-- START OF DATA PROVIDED --
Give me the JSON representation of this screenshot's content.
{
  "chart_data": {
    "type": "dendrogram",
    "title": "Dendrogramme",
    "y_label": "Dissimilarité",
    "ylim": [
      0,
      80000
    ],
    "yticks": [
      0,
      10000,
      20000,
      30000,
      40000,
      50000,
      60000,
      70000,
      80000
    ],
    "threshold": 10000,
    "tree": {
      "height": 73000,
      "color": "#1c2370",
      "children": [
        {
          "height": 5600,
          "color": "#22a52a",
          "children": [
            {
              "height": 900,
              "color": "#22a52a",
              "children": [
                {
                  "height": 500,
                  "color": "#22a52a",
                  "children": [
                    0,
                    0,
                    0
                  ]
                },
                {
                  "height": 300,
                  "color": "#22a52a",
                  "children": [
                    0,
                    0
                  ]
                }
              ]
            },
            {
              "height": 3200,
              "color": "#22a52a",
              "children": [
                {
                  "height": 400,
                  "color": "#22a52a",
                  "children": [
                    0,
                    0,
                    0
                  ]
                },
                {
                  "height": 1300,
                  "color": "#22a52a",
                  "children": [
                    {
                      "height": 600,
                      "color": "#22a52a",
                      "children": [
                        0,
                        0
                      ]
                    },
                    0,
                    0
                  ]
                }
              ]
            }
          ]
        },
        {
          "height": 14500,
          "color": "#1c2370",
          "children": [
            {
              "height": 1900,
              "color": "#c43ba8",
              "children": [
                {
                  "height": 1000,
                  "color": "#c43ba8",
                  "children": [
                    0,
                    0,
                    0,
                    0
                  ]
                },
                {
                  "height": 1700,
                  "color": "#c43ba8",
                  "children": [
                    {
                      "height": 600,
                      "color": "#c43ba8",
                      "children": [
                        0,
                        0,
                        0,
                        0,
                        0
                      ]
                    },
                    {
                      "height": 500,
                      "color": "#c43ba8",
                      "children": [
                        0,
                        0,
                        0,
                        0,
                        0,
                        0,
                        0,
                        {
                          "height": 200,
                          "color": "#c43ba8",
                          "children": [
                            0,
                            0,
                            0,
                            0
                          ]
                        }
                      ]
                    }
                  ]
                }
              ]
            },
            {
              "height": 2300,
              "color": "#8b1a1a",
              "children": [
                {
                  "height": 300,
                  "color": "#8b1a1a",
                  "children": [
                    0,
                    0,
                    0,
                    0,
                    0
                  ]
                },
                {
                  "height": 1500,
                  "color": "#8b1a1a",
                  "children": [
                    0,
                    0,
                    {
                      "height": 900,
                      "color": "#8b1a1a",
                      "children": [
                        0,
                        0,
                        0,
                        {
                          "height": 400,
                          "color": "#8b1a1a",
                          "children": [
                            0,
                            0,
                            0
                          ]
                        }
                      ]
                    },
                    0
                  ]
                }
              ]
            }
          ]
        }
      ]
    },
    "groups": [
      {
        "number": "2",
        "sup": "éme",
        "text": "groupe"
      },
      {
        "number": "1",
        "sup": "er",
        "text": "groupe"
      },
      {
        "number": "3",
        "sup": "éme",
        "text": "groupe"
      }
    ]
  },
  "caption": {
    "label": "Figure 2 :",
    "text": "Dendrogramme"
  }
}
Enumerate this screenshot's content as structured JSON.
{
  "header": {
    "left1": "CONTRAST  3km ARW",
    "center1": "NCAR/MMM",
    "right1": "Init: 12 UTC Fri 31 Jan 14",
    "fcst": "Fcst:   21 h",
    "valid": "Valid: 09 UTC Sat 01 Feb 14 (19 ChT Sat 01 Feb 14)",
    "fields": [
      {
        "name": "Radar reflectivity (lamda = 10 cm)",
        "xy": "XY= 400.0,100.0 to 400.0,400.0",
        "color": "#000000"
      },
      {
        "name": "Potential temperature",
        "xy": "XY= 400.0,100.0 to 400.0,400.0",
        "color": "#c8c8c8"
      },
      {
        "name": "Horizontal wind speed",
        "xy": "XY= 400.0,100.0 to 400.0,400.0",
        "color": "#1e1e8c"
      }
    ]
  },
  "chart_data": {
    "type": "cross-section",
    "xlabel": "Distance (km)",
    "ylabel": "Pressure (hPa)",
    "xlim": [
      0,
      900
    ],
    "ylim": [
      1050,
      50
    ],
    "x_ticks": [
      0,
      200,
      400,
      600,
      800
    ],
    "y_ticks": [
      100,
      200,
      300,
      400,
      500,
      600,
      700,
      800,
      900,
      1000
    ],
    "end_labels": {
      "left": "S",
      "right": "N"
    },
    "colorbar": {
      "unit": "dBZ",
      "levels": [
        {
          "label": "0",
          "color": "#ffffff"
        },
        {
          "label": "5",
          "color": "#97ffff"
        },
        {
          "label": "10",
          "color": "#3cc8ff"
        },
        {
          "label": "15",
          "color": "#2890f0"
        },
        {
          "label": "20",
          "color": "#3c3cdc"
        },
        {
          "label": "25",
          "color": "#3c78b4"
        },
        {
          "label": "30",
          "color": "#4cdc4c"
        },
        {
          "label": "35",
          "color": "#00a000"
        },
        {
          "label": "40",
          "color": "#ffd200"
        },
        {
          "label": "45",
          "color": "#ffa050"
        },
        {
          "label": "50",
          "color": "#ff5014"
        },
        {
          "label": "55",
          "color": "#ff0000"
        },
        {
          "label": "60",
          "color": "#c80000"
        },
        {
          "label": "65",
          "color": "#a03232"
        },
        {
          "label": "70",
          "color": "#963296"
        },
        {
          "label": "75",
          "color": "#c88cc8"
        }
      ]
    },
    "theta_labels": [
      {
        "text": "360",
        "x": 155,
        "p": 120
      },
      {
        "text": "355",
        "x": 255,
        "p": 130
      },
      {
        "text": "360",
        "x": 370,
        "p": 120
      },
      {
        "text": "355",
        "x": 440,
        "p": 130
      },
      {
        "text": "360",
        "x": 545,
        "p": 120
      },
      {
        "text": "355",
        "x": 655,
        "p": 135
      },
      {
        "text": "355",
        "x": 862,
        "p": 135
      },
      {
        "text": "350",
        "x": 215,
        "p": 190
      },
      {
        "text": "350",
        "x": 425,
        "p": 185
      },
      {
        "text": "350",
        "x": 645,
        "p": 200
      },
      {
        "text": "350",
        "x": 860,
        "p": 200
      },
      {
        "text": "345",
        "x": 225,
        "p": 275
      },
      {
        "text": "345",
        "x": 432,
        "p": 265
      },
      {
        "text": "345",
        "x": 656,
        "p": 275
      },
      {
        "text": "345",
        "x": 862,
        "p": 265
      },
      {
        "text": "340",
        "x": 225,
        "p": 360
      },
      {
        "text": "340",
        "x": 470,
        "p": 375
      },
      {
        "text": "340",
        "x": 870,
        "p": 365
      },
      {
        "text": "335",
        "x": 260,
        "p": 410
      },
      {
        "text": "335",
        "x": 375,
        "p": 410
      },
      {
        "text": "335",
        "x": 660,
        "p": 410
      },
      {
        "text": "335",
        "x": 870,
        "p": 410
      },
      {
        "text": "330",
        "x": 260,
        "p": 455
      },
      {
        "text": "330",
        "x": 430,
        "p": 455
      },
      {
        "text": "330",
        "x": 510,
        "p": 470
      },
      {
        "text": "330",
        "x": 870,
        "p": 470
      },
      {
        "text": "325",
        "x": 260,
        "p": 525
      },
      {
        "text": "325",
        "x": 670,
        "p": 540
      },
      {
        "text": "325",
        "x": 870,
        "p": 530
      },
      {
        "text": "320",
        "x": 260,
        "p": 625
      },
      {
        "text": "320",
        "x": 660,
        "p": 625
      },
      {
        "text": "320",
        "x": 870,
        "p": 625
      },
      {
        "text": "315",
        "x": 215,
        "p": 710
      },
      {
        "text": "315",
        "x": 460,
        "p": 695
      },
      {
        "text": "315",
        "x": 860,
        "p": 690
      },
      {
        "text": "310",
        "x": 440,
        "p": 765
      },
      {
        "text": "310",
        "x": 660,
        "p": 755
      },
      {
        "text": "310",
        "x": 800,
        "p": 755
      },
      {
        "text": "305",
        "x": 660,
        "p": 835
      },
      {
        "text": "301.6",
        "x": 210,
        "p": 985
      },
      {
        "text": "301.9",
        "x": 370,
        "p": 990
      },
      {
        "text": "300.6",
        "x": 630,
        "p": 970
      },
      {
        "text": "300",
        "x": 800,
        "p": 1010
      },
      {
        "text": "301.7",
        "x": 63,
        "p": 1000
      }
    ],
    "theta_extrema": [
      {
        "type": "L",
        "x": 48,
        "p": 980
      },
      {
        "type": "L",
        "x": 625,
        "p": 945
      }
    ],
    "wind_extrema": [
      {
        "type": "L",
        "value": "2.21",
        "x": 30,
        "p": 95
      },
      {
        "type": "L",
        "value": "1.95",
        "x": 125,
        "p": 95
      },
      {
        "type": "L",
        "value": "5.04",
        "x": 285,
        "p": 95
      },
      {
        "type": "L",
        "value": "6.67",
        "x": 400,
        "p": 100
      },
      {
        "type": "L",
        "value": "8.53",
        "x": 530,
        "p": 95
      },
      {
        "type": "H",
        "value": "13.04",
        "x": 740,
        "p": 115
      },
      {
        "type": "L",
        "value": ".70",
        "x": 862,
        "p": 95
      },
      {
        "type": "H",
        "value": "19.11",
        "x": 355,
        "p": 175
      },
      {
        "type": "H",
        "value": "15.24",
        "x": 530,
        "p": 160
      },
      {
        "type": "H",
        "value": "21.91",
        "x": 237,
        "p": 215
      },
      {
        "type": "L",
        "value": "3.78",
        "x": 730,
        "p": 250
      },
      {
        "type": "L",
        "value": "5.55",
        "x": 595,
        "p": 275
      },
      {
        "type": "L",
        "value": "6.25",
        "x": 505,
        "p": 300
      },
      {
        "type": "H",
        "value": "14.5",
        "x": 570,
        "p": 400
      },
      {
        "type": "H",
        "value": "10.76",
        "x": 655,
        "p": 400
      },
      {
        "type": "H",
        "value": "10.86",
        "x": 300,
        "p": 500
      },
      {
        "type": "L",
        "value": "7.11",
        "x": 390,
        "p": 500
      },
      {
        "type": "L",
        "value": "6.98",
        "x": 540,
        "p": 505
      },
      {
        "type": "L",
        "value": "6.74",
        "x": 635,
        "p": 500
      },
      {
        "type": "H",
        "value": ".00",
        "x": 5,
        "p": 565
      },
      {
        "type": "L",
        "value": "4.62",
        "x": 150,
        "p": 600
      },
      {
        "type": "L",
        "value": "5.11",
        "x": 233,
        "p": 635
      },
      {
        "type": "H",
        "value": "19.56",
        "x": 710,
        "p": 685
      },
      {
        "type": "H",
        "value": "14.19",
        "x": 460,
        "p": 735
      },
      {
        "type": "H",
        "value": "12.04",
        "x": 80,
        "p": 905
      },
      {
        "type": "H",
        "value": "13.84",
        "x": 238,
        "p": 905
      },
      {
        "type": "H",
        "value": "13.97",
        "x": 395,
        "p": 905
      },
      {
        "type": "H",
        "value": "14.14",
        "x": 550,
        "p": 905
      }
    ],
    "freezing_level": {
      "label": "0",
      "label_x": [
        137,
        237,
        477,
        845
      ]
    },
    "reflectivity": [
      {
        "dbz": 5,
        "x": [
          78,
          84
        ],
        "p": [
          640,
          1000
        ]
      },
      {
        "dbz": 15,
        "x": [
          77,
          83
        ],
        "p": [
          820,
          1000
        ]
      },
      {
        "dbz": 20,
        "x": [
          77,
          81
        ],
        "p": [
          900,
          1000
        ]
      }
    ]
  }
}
-- END OF DATA PROVIDED --
Select all lines with the word "content" from the entries above.

WRITTEN RESPONSE -
Give me the JSON representation of this screenshot's content.
Enumerate this screenshot's content as structured JSON.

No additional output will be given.